■ **Data section**

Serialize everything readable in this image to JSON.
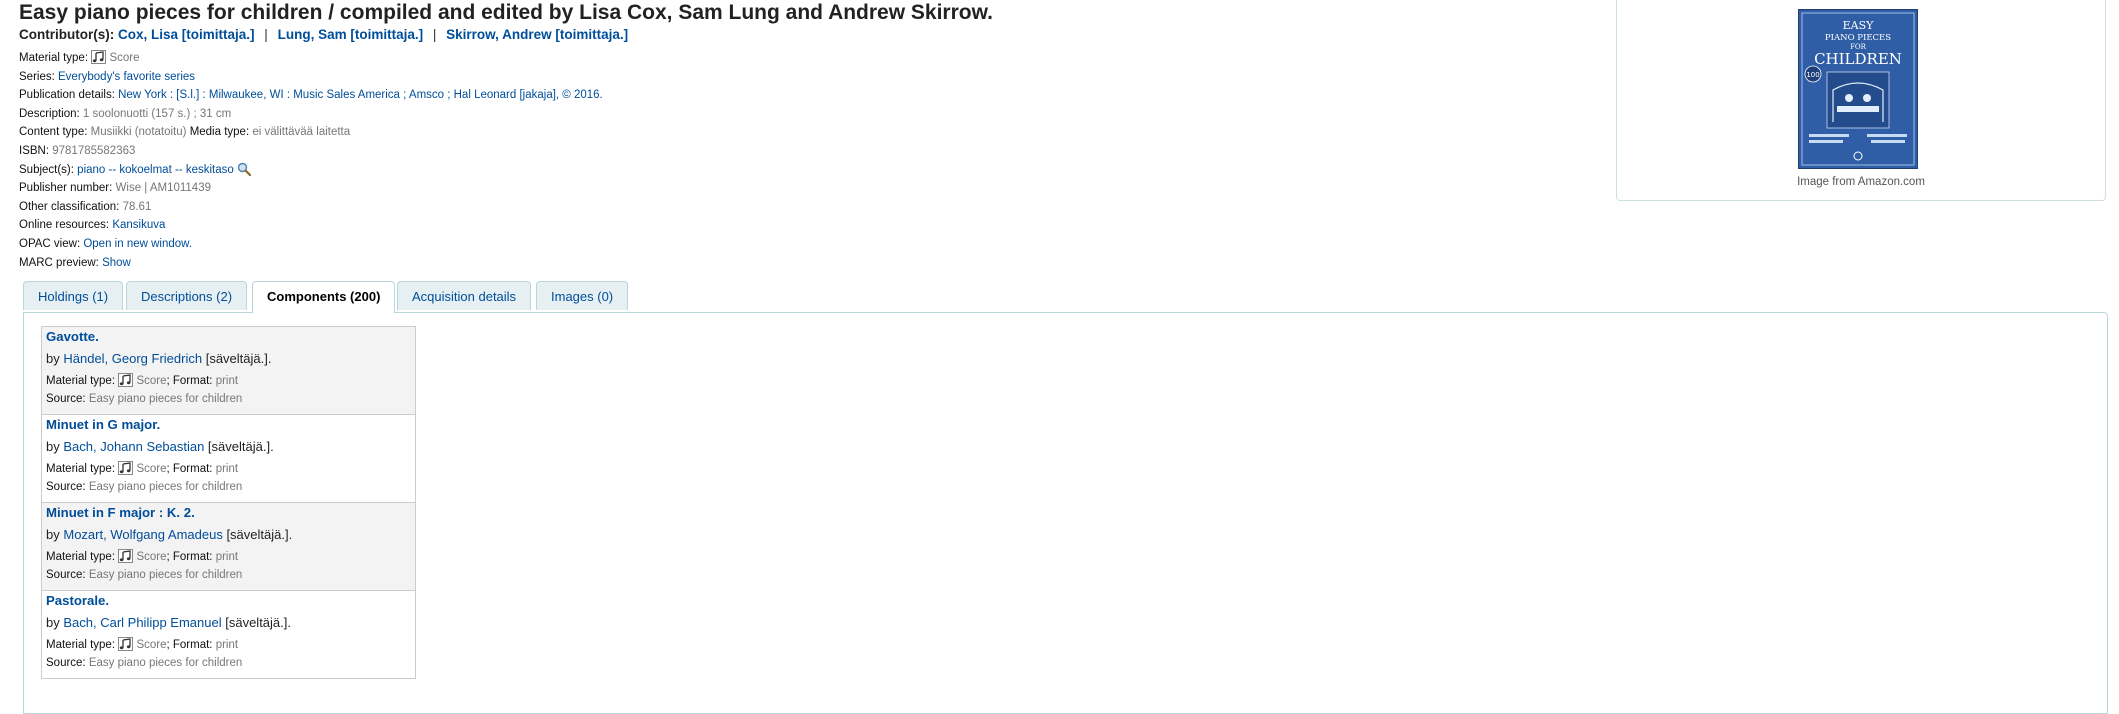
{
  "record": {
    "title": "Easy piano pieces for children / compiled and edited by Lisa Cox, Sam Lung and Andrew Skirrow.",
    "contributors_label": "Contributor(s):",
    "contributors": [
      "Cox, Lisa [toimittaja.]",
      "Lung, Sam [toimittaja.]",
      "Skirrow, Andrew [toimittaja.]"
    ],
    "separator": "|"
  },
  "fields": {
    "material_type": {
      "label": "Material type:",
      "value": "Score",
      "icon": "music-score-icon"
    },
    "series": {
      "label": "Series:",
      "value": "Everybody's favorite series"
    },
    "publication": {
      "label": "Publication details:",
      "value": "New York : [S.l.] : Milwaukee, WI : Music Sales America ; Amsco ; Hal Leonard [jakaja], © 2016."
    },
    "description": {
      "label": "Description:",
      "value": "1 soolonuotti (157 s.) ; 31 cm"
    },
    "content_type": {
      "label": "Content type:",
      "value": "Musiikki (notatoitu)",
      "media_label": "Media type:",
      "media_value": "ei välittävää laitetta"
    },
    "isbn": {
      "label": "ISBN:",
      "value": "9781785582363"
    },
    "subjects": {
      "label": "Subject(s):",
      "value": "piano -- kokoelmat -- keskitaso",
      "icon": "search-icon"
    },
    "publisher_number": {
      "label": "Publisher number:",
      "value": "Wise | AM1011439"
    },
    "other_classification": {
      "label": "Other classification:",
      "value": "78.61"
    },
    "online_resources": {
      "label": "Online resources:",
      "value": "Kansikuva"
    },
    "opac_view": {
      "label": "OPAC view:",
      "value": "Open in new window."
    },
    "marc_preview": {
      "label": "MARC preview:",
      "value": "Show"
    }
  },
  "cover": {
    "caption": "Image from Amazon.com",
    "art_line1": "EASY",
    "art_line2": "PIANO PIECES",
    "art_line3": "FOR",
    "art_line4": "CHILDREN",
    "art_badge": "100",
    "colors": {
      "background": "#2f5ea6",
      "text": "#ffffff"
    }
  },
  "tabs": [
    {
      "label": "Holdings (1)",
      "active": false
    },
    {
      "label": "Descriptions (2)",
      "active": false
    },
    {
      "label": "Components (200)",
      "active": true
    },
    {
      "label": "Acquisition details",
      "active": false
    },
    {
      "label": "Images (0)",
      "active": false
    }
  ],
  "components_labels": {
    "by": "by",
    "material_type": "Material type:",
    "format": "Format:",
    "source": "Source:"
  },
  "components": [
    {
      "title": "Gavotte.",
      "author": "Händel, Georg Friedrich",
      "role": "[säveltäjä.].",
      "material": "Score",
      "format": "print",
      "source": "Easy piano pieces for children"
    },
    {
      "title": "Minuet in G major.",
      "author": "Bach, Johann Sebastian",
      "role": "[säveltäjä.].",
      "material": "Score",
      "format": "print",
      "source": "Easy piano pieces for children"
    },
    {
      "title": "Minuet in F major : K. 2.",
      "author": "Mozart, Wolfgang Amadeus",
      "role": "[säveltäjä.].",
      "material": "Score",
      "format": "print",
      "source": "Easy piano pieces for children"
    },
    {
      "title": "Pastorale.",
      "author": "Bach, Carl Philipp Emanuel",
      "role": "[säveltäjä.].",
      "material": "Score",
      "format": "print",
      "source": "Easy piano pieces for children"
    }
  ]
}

==

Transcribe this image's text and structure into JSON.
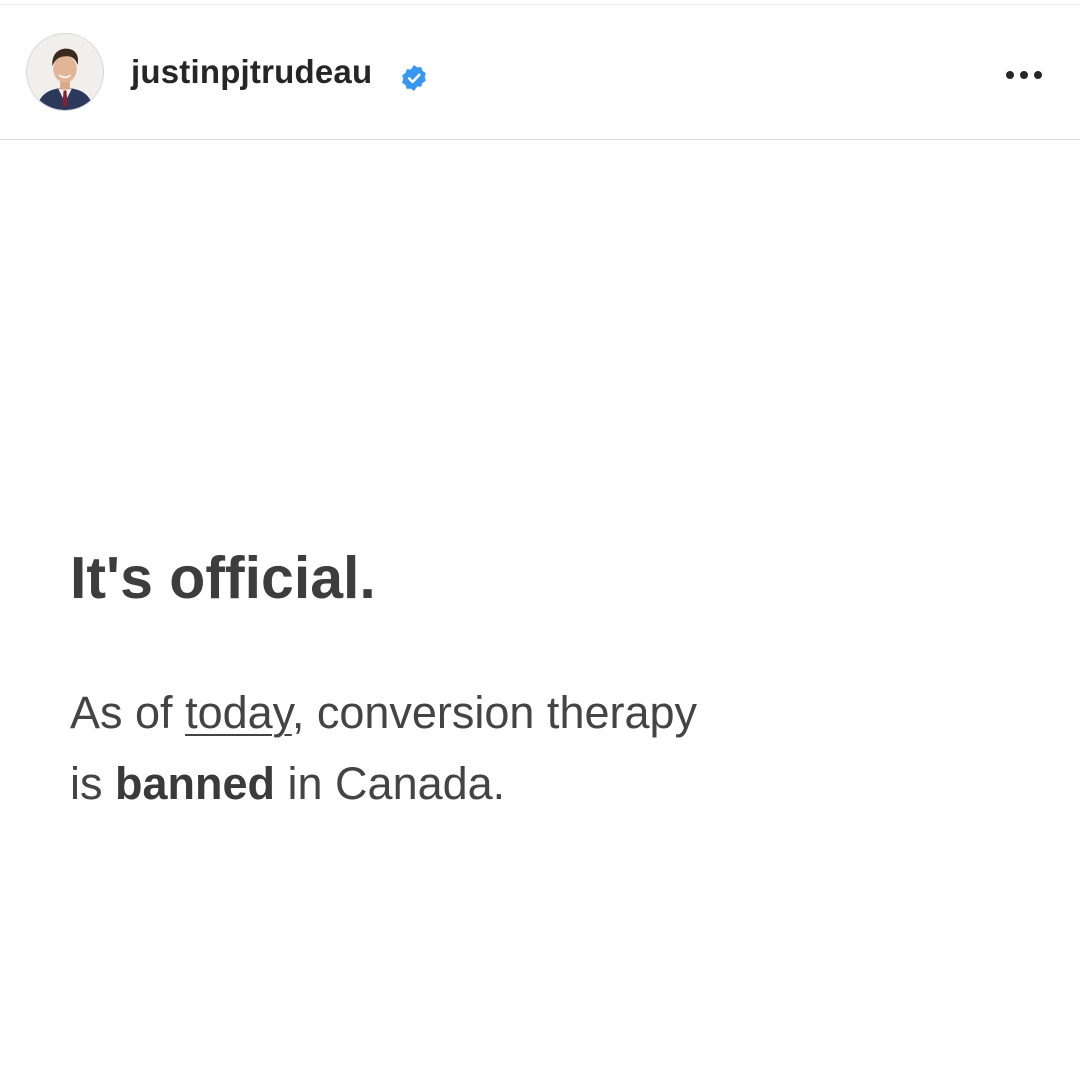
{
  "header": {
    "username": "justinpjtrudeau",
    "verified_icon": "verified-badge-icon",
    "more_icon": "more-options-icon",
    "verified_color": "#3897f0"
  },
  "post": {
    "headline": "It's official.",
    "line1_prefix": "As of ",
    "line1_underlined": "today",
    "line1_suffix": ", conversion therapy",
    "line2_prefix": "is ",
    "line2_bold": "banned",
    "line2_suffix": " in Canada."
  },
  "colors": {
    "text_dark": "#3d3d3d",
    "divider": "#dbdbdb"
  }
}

■ **Set task**
Isolate each line of the listing above that includes "toimittaja". Copy it.

■ **Exercise output**
      "Cox, Lisa [toimittaja.]",
      "Lung, Sam [toimittaja.]",
      "Skirrow, Andrew [toimittaja.]"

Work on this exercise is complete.